▶
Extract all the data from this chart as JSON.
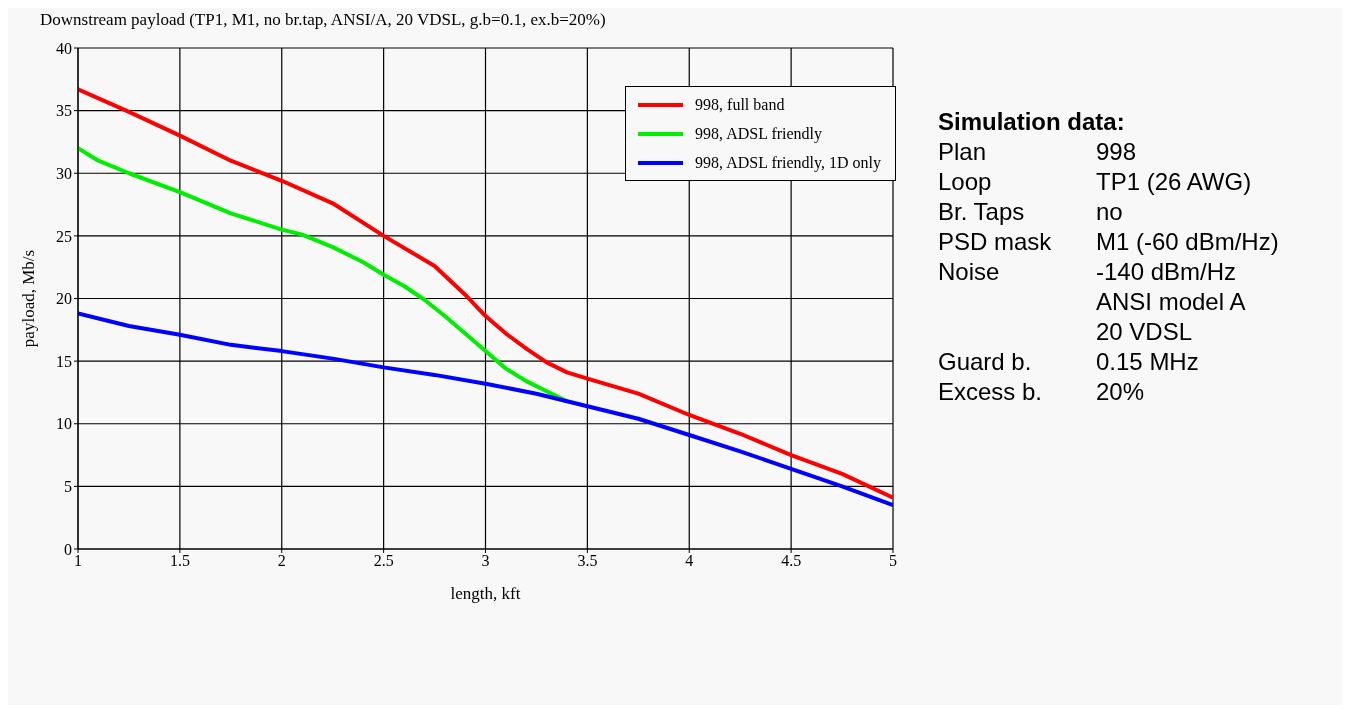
{
  "chart_data": {
    "type": "line",
    "title": "Downstream payload (TP1, M1, no br.tap, ANSI/A, 20 VDSL, g.b=0.1, ex.b=20%)",
    "xlabel": "length, kft",
    "ylabel": "payload, Mb/s",
    "xlim": [
      1,
      5
    ],
    "xticks": [
      1,
      1.5,
      2,
      2.5,
      3,
      3.5,
      4,
      4.5,
      5
    ],
    "ylim": [
      0,
      40
    ],
    "yticks": [
      0,
      5,
      10,
      15,
      20,
      25,
      30,
      35,
      40
    ],
    "grid": true,
    "legend": "top right",
    "marker": "none",
    "line_style": "solid",
    "series": [
      {
        "name": "998, full band",
        "color": "#ff0000",
        "x": [
          1,
          1.25,
          1.5,
          1.75,
          2,
          2.25,
          2.5,
          2.75,
          2.9,
          3,
          3.1,
          3.2,
          3.3,
          3.4,
          3.5,
          3.75,
          4,
          4.25,
          4.5,
          4.75,
          5
        ],
        "values": [
          36.7,
          34.9,
          33,
          31,
          29.4,
          27.6,
          25,
          22.6,
          20.3,
          18.6,
          17.2,
          16,
          14.9,
          14.1,
          13.6,
          12.4,
          10.7,
          9.2,
          7.5,
          6,
          4.1
        ]
      },
      {
        "name": "998, ADSL friendly",
        "color": "#00ee00",
        "x": [
          1,
          1.1,
          1.25,
          1.5,
          1.75,
          2,
          2.1,
          2.25,
          2.4,
          2.5,
          2.6,
          2.7,
          2.8,
          2.9,
          3,
          3.1,
          3.2,
          3.3,
          3.4
        ],
        "values": [
          32,
          31,
          30,
          28.5,
          26.8,
          25.5,
          25.1,
          24.1,
          22.9,
          21.9,
          21,
          19.9,
          18.6,
          17.2,
          15.8,
          14.4,
          13.4,
          12.6,
          11.8
        ]
      },
      {
        "name": "998, ADSL friendly, 1D only",
        "color": "#0000ff",
        "x": [
          1,
          1.25,
          1.5,
          1.75,
          2,
          2.25,
          2.5,
          2.75,
          3,
          3.25,
          3.5,
          3.75,
          4,
          4.25,
          4.5,
          4.75,
          5
        ],
        "values": [
          18.8,
          17.8,
          17.1,
          16.3,
          15.8,
          15.2,
          14.5,
          13.9,
          13.2,
          12.4,
          11.4,
          10.4,
          9.1,
          7.8,
          6.4,
          5,
          3.5
        ]
      }
    ],
    "annotations": [
      "Simulation data:",
      "Plan",
      "998",
      "Loop",
      "TP1 (26 AWG)",
      "Br. Taps",
      "no",
      "PSD mask",
      "M1 (-60 dBm/Hz)",
      "Noise",
      "-140 dBm/Hz",
      "ANSI model A",
      "20 VDSL",
      "Guard b.",
      "0.15 MHz",
      "Excess b.",
      "20%"
    ]
  }
}
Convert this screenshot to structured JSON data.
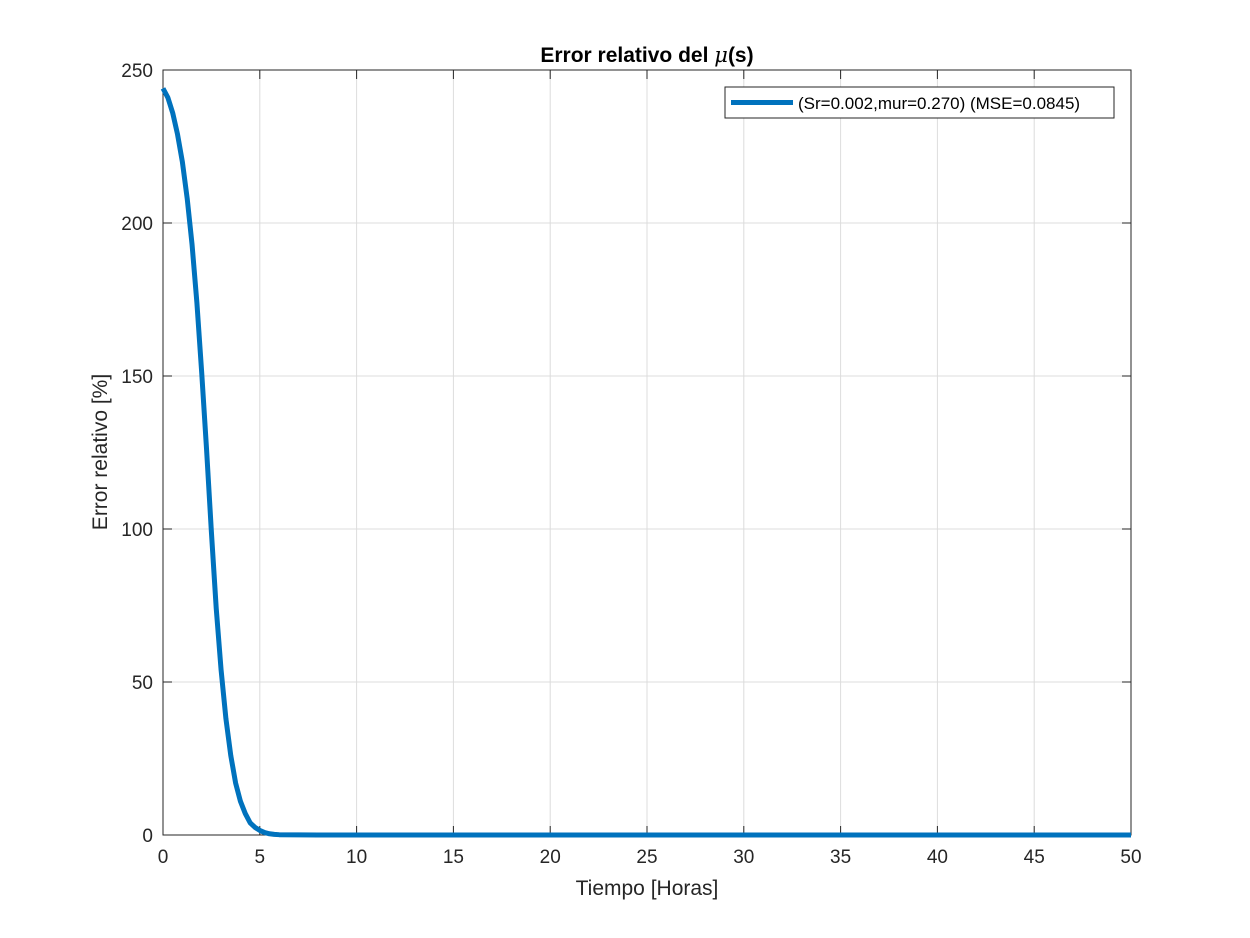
{
  "chart_data": {
    "type": "line",
    "title_prefix": "Error relativo del ",
    "title_symbol": "μ",
    "title_suffix": "(s)",
    "xlabel": "Tiempo [Horas]",
    "ylabel": "Error relativo [%]",
    "xlim": [
      0,
      50
    ],
    "ylim": [
      0,
      250
    ],
    "xticks": [
      0,
      5,
      10,
      15,
      20,
      25,
      30,
      35,
      40,
      45,
      50
    ],
    "yticks": [
      0,
      50,
      100,
      150,
      200,
      250
    ],
    "grid": true,
    "legend_position": "top-right",
    "series": [
      {
        "name": "(Sr=0.002,mur=0.270) (MSE=0.0845)",
        "color": "#0072BD",
        "x": [
          0,
          0.25,
          0.5,
          0.75,
          1.0,
          1.25,
          1.5,
          1.75,
          2.0,
          2.25,
          2.5,
          2.75,
          3.0,
          3.25,
          3.5,
          3.75,
          4.0,
          4.25,
          4.5,
          4.75,
          5.0,
          5.25,
          5.5,
          5.75,
          6.0,
          8,
          10,
          15,
          20,
          25,
          30,
          35,
          40,
          45,
          50
        ],
        "y": [
          244,
          241,
          236,
          229,
          220,
          208,
          193,
          174,
          151,
          126,
          99,
          74,
          54,
          38,
          26,
          17,
          11,
          7,
          4,
          2.5,
          1.5,
          0.8,
          0.4,
          0.2,
          0.1,
          0,
          0,
          0,
          0,
          0,
          0,
          0,
          0,
          0,
          0
        ]
      }
    ]
  }
}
◀
(What you are asked to do) Reproduce the material above verbatim; omit every picture.

(Full solution)
Extract all the data from this chart as JSON.
{
  "chart_data": {
    "type": "line",
    "title": "Downstream payload (TP1, M1, no br.tap, ANSI/A, 20 VDSL, g.b=0.1, ex.b=20%)",
    "xlabel": "length, kft",
    "ylabel": "payload, Mb/s",
    "xlim": [
      1,
      5
    ],
    "xticks": [
      1,
      1.5,
      2,
      2.5,
      3,
      3.5,
      4,
      4.5,
      5
    ],
    "ylim": [
      0,
      40
    ],
    "yticks": [
      0,
      5,
      10,
      15,
      20,
      25,
      30,
      35,
      40
    ],
    "grid": true,
    "legend": "top right",
    "marker": "none",
    "line_style": "solid",
    "series": [
      {
        "name": "998, full band",
        "color": "#ff0000",
        "x": [
          1,
          1.25,
          1.5,
          1.75,
          2,
          2.25,
          2.5,
          2.75,
          2.9,
          3,
          3.1,
          3.2,
          3.3,
          3.4,
          3.5,
          3.75,
          4,
          4.25,
          4.5,
          4.75,
          5
        ],
        "values": [
          36.7,
          34.9,
          33,
          31,
          29.4,
          27.6,
          25,
          22.6,
          20.3,
          18.6,
          17.2,
          16,
          14.9,
          14.1,
          13.6,
          12.4,
          10.7,
          9.2,
          7.5,
          6,
          4.1
        ]
      },
      {
        "name": "998, ADSL friendly",
        "color": "#00ee00",
        "x": [
          1,
          1.1,
          1.25,
          1.5,
          1.75,
          2,
          2.1,
          2.25,
          2.4,
          2.5,
          2.6,
          2.7,
          2.8,
          2.9,
          3,
          3.1,
          3.2,
          3.3,
          3.4
        ],
        "values": [
          32,
          31,
          30,
          28.5,
          26.8,
          25.5,
          25.1,
          24.1,
          22.9,
          21.9,
          21,
          19.9,
          18.6,
          17.2,
          15.8,
          14.4,
          13.4,
          12.6,
          11.8
        ]
      },
      {
        "name": "998, ADSL friendly, 1D only",
        "color": "#0000ff",
        "x": [
          1,
          1.25,
          1.5,
          1.75,
          2,
          2.25,
          2.5,
          2.75,
          3,
          3.25,
          3.5,
          3.75,
          4,
          4.25,
          4.5,
          4.75,
          5
        ],
        "values": [
          18.8,
          17.8,
          17.1,
          16.3,
          15.8,
          15.2,
          14.5,
          13.9,
          13.2,
          12.4,
          11.4,
          10.4,
          9.1,
          7.8,
          6.4,
          5,
          3.5
        ]
      }
    ],
    "annotations": [
      "Simulation data:",
      "Plan",
      "998",
      "Loop",
      "TP1 (26 AWG)",
      "Br. Taps",
      "no",
      "PSD mask",
      "M1 (-60 dBm/Hz)",
      "Noise",
      "-140 dBm/Hz",
      "ANSI model A",
      "20 VDSL",
      "Guard b.",
      "0.15 MHz",
      "Excess b.",
      "20%"
    ]
  }
}
Convert this screenshot to structured JSON data.
{
  "chart_data": {
    "type": "line",
    "title_prefix": "Error relativo del ",
    "title_symbol": "μ",
    "title_suffix": "(s)",
    "xlabel": "Tiempo [Horas]",
    "ylabel": "Error relativo [%]",
    "xlim": [
      0,
      50
    ],
    "ylim": [
      0,
      250
    ],
    "xticks": [
      0,
      5,
      10,
      15,
      20,
      25,
      30,
      35,
      40,
      45,
      50
    ],
    "yticks": [
      0,
      50,
      100,
      150,
      200,
      250
    ],
    "grid": true,
    "legend_position": "top-right",
    "series": [
      {
        "name": "(Sr=0.002,mur=0.270) (MSE=0.0845)",
        "color": "#0072BD",
        "x": [
          0,
          0.25,
          0.5,
          0.75,
          1.0,
          1.25,
          1.5,
          1.75,
          2.0,
          2.25,
          2.5,
          2.75,
          3.0,
          3.25,
          3.5,
          3.75,
          4.0,
          4.25,
          4.5,
          4.75,
          5.0,
          5.25,
          5.5,
          5.75,
          6.0,
          8,
          10,
          15,
          20,
          25,
          30,
          35,
          40,
          45,
          50
        ],
        "y": [
          244,
          241,
          236,
          229,
          220,
          208,
          193,
          174,
          151,
          126,
          99,
          74,
          54,
          38,
          26,
          17,
          11,
          7,
          4,
          2.5,
          1.5,
          0.8,
          0.4,
          0.2,
          0.1,
          0,
          0,
          0,
          0,
          0,
          0,
          0,
          0,
          0,
          0
        ]
      }
    ]
  }
}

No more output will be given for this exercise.